** BEGIN **
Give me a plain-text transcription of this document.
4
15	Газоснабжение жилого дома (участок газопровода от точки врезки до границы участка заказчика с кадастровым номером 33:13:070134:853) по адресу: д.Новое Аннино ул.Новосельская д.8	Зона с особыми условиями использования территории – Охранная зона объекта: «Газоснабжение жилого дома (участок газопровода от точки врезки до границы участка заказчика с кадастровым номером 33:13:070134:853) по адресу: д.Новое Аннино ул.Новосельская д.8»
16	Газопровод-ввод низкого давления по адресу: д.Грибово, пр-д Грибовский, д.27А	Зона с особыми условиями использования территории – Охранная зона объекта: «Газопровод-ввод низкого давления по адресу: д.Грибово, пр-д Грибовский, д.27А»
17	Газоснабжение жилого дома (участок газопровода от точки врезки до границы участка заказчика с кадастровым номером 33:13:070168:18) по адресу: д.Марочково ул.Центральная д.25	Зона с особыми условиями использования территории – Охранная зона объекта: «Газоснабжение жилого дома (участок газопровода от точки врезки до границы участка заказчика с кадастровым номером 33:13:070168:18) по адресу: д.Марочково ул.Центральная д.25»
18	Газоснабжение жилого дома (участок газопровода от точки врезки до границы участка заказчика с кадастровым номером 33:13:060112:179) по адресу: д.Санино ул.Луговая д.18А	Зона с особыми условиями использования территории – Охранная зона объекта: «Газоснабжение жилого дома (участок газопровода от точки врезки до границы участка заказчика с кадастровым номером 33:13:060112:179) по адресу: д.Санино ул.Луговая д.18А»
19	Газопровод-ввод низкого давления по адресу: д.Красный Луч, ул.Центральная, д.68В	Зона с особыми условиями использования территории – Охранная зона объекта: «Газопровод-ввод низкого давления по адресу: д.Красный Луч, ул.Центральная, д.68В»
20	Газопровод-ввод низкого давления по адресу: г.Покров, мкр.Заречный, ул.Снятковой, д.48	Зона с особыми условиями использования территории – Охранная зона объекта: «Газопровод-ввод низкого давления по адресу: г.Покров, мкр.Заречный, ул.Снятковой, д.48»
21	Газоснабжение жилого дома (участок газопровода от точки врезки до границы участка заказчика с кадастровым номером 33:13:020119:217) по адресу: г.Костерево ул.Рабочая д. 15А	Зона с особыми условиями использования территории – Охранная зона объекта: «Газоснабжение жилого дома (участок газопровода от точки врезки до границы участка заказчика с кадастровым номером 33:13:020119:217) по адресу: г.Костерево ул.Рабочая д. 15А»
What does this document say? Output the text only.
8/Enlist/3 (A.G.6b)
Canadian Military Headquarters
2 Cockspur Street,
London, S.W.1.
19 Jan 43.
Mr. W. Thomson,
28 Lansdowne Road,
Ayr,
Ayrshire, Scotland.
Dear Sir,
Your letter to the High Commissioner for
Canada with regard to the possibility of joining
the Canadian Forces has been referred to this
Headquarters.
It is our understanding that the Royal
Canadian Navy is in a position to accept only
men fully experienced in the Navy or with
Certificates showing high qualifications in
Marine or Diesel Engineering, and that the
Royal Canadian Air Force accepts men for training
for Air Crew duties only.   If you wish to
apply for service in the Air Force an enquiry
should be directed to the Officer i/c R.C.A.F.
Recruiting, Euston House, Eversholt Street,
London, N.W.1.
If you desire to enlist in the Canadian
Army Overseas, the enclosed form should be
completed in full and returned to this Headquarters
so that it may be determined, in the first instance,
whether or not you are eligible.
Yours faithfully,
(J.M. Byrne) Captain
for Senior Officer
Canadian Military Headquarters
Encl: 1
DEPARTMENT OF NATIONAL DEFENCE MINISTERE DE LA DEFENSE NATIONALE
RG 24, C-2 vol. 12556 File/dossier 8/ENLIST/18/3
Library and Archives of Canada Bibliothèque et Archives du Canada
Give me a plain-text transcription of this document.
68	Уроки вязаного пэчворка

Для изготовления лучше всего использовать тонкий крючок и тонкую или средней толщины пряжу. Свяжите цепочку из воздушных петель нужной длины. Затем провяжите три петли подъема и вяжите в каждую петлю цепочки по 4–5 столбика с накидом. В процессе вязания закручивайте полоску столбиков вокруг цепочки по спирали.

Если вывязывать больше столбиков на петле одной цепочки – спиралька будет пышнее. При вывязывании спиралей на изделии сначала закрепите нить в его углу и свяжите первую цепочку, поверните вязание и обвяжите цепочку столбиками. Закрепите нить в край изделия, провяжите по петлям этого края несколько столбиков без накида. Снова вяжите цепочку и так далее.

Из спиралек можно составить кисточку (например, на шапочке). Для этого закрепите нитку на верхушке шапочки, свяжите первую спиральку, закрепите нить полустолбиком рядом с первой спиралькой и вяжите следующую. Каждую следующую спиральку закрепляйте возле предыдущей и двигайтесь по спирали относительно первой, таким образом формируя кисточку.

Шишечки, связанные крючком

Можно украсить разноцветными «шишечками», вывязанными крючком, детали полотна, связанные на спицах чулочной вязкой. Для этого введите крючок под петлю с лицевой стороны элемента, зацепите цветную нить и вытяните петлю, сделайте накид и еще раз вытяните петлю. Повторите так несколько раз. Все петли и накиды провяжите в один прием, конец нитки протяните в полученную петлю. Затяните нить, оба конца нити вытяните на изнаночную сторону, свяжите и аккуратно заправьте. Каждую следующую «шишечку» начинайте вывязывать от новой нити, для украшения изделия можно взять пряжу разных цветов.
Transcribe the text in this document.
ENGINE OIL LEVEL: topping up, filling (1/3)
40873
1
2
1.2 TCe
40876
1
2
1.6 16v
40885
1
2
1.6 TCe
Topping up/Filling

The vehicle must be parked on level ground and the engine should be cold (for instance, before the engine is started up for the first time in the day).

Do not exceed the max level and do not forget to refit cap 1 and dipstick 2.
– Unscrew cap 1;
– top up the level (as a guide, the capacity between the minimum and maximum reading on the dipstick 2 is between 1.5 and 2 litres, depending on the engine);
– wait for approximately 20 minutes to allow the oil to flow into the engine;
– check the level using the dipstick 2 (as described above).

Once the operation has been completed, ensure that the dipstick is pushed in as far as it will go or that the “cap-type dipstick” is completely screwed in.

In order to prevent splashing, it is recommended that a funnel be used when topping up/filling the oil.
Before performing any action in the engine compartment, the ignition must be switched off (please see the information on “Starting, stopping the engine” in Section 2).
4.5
** END **
**What needs to be done**
Repeat all of the entries exactly.

**Exercise response**
Give me a plain-text transcription of this document.
4
15	Газоснабжение жилого дома (участок газопровода от точки врезки до границы участка заказчика с кадастровым номером 33:13:070134:853) по адресу: д.Новое Аннино ул.Новосельская д.8	Зона с особыми условиями использования территории – Охранная зона объекта: «Газоснабжение жилого дома (участок газопровода от точки врезки до границы участка заказчика с кадастровым номером 33:13:070134:853) по адресу: д.Новое Аннино ул.Новосельская д.8»
16	Газопровод-ввод низкого давления по адресу: д.Грибово, пр-д Грибовский, д.27А	Зона с особыми условиями использования территории – Охранная зона объекта: «Газопровод-ввод низкого давления по адресу: д.Грибово, пр-д Грибовский, д.27А»
17	Газоснабжение жилого дома (участок газопровода от точки врезки до границы участка заказчика с кадастровым номером 33:13:070168:18) по адресу: д.Марочково ул.Центральная д.25	Зона с особыми условиями использования территории – Охранная зона объекта: «Газоснабжение жилого дома (участок газопровода от точки врезки до границы участка заказчика с кадастровым номером 33:13:070168:18) по адресу: д.Марочково ул.Центральная д.25»
18	Газоснабжение жилого дома (участок газопровода от точки врезки до границы участка заказчика с кадастровым номером 33:13:060112:179) по адресу: д.Санино ул.Луговая д.18А	Зона с особыми условиями использования территории – Охранная зона объекта: «Газоснабжение жилого дома (участок газопровода от точки врезки до границы участка заказчика с кадастровым номером 33:13:060112:179) по адресу: д.Санино ул.Луговая д.18А»
19	Газопровод-ввод низкого давления по адресу: д.Красный Луч, ул.Центральная, д.68В	Зона с особыми условиями использования территории – Охранная зона объекта: «Газопровод-ввод низкого давления по адресу: д.Красный Луч, ул.Центральная, д.68В»
20	Газопровод-ввод низкого давления по адресу: г.Покров, мкр.Заречный, ул.Снятковой, д.48	Зона с особыми условиями использования территории – Охранная зона объекта: «Газопровод-ввод низкого давления по адресу: г.Покров, мкр.Заречный, ул.Снятковой, д.48»
21	Газоснабжение жилого дома (участок газопровода от точки врезки до границы участка заказчика с кадастровым номером 33:13:020119:217) по адресу: г.Костерево ул.Рабочая д. 15А	Зона с особыми условиями использования территории – Охранная зона объекта: «Газоснабжение жилого дома (участок газопровода от точки врезки до границы участка заказчика с кадастровым номером 33:13:020119:217) по адресу: г.Костерево ул.Рабочая д. 15А»
What does this document say? Output the text only.
8/Enlist/3 (A.G.6b)
Canadian Military Headquarters
2 Cockspur Street,
London, S.W.1.
19 Jan 43.
Mr. W. Thomson,
28 Lansdowne Road,
Ayr,
Ayrshire, Scotland.
Dear Sir,
Your letter to the High Commissioner for
Canada with regard to the possibility of joining
the Canadian Forces has been referred to this
Headquarters.
It is our understanding that the Royal
Canadian Navy is in a position to accept only
men fully experienced in the Navy or with
Certificates showing high qualifications in
Marine or Diesel Engineering, and that the
Royal Canadian Air Force accepts men for training
for Air Crew duties only.   If you wish to
apply for service in the Air Force an enquiry
should be directed to the Officer i/c R.C.A.F.
Recruiting, Euston House, Eversholt Street,
London, N.W.1.
If you desire to enlist in the Canadian
Army Overseas, the enclosed form should be
completed in full and returned to this Headquarters
so that it may be determined, in the first instance,
whether or not you are eligible.
Yours faithfully,
(J.M. Byrne) Captain
for Senior Officer
Canadian Military Headquarters
Encl: 1
DEPARTMENT OF NATIONAL DEFENCE MINISTERE DE LA DEFENSE NATIONALE
RG 24, C-2 vol. 12556 File/dossier 8/ENLIST/18/3
Library and Archives of Canada Bibliothèque et Archives du Canada
Give me a plain-text transcription of this document.
68	Уроки вязаного пэчворка

Для изготовления лучше всего использовать тонкий крючок и тонкую или средней толщины пряжу. Свяжите цепочку из воздушных петель нужной длины. Затем провяжите три петли подъема и вяжите в каждую петлю цепочки по 4–5 столбика с накидом. В процессе вязания закручивайте полоску столбиков вокруг цепочки по спирали.

Если вывязывать больше столбиков на петле одной цепочки – спиралька будет пышнее. При вывязывании спиралей на изделии сначала закрепите нить в его углу и свяжите первую цепочку, поверните вязание и обвяжите цепочку столбиками. Закрепите нить в край изделия, провяжите по петлям этого края несколько столбиков без накида. Снова вяжите цепочку и так далее.

Из спиралек можно составить кисточку (например, на шапочке). Для этого закрепите нитку на верхушке шапочки, свяжите первую спиральку, закрепите нить полустолбиком рядом с первой спиралькой и вяжите следующую. Каждую следующую спиральку закрепляйте возле предыдущей и двигайтесь по спирали относительно первой, таким образом формируя кисточку.

Шишечки, связанные крючком

Можно украсить разноцветными «шишечками», вывязанными крючком, детали полотна, связанные на спицах чулочной вязкой. Для этого введите крючок под петлю с лицевой стороны элемента, зацепите цветную нить и вытяните петлю, сделайте накид и еще раз вытяните петлю. Повторите так несколько раз. Все петли и накиды провяжите в один прием, конец нитки протяните в полученную петлю. Затяните нить, оба конца нити вытяните на изнаночную сторону, свяжите и аккуратно заправьте. Каждую следующую «шишечку» начинайте вывязывать от новой нити, для украшения изделия можно взять пряжу разных цветов.
Transcribe the text in this document.
ENGINE OIL LEVEL: topping up, filling (1/3)
40873
1
2
1.2 TCe
40876
1
2
1.6 16v
40885
1
2
1.6 TCe
Topping up/Filling

The vehicle must be parked on level ground and the engine should be cold (for instance, before the engine is started up for the first time in the day).

Do not exceed the max level and do not forget to refit cap 1 and dipstick 2.
– Unscrew cap 1;
– top up the level (as a guide, the capacity between the minimum and maximum reading on the dipstick 2 is between 1.5 and 2 litres, depending on the engine);
– wait for approximately 20 minutes to allow the oil to flow into the engine;
– check the level using the dipstick 2 (as described above).

Once the operation has been completed, ensure that the dipstick is pushed in as far as it will go or that the “cap-type dipstick” is completely screwed in.

In order to prevent splashing, it is recommended that a funnel be used when topping up/filling the oil.
Before performing any action in the engine compartment, the ignition must be switched off (please see the information on “Starting, stopping the engine” in Section 2).
4.5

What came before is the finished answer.